Arrange every line of the records below as a Markdown table with the columns "No." and "Line," numbering the rows in order and leaving out any blank lines.

(Element and coordinate records)
━━━━━━━━━━━━━━━━━━━━

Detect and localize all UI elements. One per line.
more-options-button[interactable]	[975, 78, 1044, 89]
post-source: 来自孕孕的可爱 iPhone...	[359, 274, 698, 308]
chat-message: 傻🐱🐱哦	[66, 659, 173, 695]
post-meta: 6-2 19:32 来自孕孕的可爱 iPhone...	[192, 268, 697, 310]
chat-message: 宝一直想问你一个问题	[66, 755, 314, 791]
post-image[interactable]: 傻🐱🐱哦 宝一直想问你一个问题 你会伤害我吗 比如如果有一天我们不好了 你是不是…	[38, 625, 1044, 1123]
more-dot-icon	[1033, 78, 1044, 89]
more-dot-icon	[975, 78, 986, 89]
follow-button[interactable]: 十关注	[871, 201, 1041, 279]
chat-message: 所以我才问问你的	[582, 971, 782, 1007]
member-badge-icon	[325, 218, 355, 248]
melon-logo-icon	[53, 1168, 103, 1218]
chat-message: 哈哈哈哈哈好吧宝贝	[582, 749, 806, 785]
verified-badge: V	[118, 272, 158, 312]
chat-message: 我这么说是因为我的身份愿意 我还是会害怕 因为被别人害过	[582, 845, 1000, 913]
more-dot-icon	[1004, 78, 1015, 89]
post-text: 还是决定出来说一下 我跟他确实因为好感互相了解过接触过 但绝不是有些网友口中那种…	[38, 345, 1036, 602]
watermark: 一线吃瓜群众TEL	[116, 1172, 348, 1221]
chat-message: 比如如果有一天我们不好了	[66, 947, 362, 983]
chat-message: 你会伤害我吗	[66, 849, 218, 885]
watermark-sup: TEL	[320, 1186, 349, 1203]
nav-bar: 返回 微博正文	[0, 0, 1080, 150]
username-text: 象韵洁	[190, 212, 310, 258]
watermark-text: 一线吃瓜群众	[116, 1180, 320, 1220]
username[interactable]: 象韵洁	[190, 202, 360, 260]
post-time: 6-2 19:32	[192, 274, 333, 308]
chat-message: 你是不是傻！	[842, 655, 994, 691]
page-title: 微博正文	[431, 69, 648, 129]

━━━━━━━━━━━━━━━━━━━━

Right answer:
| No. | Line |
|---|---|
| 1 | Detect and localize all UI elements. One per line. |
| 2 | more-options-button[interactable]	[975, 78, 1044, 89] |
| 3 | post-source: 来自孕孕的可爱 iPhone...	[359, 274, 698, 308] |
| 4 | chat-message: 傻🐱🐱哦	[66, 659, 173, 695] |
| 5 | post-meta: 6-2 19:32 来自孕孕的可爱 iPhone...	[192, 268, 697, 310] |
| 6 | chat-message: 宝一直想问你一个问题	[66, 755, 314, 791] |
| 7 | post-image[interactable]: 傻🐱🐱哦 宝一直想问你一个问题 你会伤害我吗 比如如果有一天我们不好了 你是不是…	[38, 625, 1044, 1123] |
| 8 | more-dot-icon	[1033, 78, 1044, 89] |
| 9 | more-dot-icon	[975, 78, 986, 89] |
| 10 | follow-button[interactable]: 十关注	[871, 201, 1041, 279] |
| 11 | chat-message: 所以我才问问你的	[582, 971, 782, 1007] |
| 12 | member-badge-icon	[325, 218, 355, 248] |
| 13 | melon-logo-icon	[53, 1168, 103, 1218] |
| 14 | chat-message: 哈哈哈哈哈好吧宝贝	[582, 749, 806, 785] |
| 15 | verified-badge: V	[118, 272, 158, 312] |
| 16 | chat-message: 我这么说是因为我的身份愿意 我还是会害怕 因为被别人害过	[582, 845, 1000, 913] |
| 17 | more-dot-icon	[1004, 78, 1015, 89] |
| 18 | post-text: 还是决定出来说一下 我跟他确实因为好感互相了解过接触过 但绝不是有些网友口中那种…	[38, 345, 1036, 602] |
| 19 | watermark: 一线吃瓜群众TEL	[116, 1172, 348, 1221] |
| 20 | chat-message: 比如如果有一天我们不好了	[66, 947, 362, 983] |
| 21 | chat-message: 你会伤害我吗	[66, 849, 218, 885] |
| 22 | watermark-sup: TEL	[320, 1186, 349, 1203] |
| 23 | nav-bar: 返回 微博正文	[0, 0, 1080, 150] |
| 24 | username-text: 象韵洁	[190, 212, 310, 258] |
| 25 | watermark-text: 一线吃瓜群众	[116, 1180, 320, 1220] |
| 26 | username[interactable]: 象韵洁	[190, 202, 360, 260] |
| 27 | post-time: 6-2 19:32	[192, 274, 333, 308] |
| 28 | chat-message: 你是不是傻！	[842, 655, 994, 691] |
| 29 | page-title: 微博正文	[431, 69, 648, 129] |